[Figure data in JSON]
↓↓↓

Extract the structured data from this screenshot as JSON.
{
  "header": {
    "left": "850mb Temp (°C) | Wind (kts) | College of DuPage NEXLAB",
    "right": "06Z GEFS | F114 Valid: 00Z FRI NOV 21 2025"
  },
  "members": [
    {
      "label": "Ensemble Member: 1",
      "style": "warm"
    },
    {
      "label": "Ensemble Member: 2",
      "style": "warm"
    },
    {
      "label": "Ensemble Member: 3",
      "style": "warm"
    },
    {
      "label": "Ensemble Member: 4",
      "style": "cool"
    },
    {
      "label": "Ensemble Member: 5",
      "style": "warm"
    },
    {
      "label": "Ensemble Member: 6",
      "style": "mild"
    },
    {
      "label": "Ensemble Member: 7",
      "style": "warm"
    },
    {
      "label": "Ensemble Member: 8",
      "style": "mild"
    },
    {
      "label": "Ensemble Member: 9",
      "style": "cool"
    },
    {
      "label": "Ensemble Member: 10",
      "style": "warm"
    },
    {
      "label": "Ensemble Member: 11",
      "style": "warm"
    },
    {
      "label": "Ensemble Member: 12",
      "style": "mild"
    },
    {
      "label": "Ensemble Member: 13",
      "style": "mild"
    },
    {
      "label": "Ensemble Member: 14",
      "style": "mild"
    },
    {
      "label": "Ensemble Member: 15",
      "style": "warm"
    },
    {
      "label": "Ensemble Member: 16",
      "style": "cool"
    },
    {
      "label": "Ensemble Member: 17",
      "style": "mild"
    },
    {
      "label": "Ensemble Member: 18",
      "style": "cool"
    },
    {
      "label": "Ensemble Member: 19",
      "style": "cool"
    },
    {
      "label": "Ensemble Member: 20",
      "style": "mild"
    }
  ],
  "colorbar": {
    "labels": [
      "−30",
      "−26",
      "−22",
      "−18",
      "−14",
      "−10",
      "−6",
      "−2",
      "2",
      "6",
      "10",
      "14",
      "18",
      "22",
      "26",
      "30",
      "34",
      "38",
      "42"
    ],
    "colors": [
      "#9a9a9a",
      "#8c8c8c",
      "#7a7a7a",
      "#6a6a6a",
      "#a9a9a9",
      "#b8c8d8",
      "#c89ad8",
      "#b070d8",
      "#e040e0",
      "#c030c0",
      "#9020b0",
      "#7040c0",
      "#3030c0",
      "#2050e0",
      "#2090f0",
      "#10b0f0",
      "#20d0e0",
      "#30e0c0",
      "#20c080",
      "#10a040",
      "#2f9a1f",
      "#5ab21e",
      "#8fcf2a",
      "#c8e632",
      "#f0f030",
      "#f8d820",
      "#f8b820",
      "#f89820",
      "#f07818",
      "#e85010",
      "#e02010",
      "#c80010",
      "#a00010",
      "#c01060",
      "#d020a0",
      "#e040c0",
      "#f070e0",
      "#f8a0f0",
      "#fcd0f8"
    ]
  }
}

↑↑↑

| Your goal |
Please reproduce all of the entries exactly as they stand.

| Solution |
Extract the structured data from this screenshot as JSON.
{
  "header": {
    "left": "850mb Temp (°C) | Wind (kts) | College of DuPage NEXLAB",
    "right": "06Z GEFS | F114 Valid: 00Z FRI NOV 21 2025"
  },
  "members": [
    {
      "label": "Ensemble Member: 1",
      "style": "warm"
    },
    {
      "label": "Ensemble Member: 2",
      "style": "warm"
    },
    {
      "label": "Ensemble Member: 3",
      "style": "warm"
    },
    {
      "label": "Ensemble Member: 4",
      "style": "cool"
    },
    {
      "label": "Ensemble Member: 5",
      "style": "warm"
    },
    {
      "label": "Ensemble Member: 6",
      "style": "mild"
    },
    {
      "label": "Ensemble Member: 7",
      "style": "warm"
    },
    {
      "label": "Ensemble Member: 8",
      "style": "mild"
    },
    {
      "label": "Ensemble Member: 9",
      "style": "cool"
    },
    {
      "label": "Ensemble Member: 10",
      "style": "warm"
    },
    {
      "label": "Ensemble Member: 11",
      "style": "warm"
    },
    {
      "label": "Ensemble Member: 12",
      "style": "mild"
    },
    {
      "label": "Ensemble Member: 13",
      "style": "mild"
    },
    {
      "label": "Ensemble Member: 14",
      "style": "mild"
    },
    {
      "label": "Ensemble Member: 15",
      "style": "warm"
    },
    {
      "label": "Ensemble Member: 16",
      "style": "cool"
    },
    {
      "label": "Ensemble Member: 17",
      "style": "mild"
    },
    {
      "label": "Ensemble Member: 18",
      "style": "cool"
    },
    {
      "label": "Ensemble Member: 19",
      "style": "cool"
    },
    {
      "label": "Ensemble Member: 20",
      "style": "mild"
    }
  ],
  "colorbar": {
    "labels": [
      "−30",
      "−26",
      "−22",
      "−18",
      "−14",
      "−10",
      "−6",
      "−2",
      "2",
      "6",
      "10",
      "14",
      "18",
      "22",
      "26",
      "30",
      "34",
      "38",
      "42"
    ],
    "colors": [
      "#9a9a9a",
      "#8c8c8c",
      "#7a7a7a",
      "#6a6a6a",
      "#a9a9a9",
      "#b8c8d8",
      "#c89ad8",
      "#b070d8",
      "#e040e0",
      "#c030c0",
      "#9020b0",
      "#7040c0",
      "#3030c0",
      "#2050e0",
      "#2090f0",
      "#10b0f0",
      "#20d0e0",
      "#30e0c0",
      "#20c080",
      "#10a040",
      "#2f9a1f",
      "#5ab21e",
      "#8fcf2a",
      "#c8e632",
      "#f0f030",
      "#f8d820",
      "#f8b820",
      "#f89820",
      "#f07818",
      "#e85010",
      "#e02010",
      "#c80010",
      "#a00010",
      "#c01060",
      "#d020a0",
      "#e040c0",
      "#f070e0",
      "#f8a0f0",
      "#fcd0f8"
    ]
  }
}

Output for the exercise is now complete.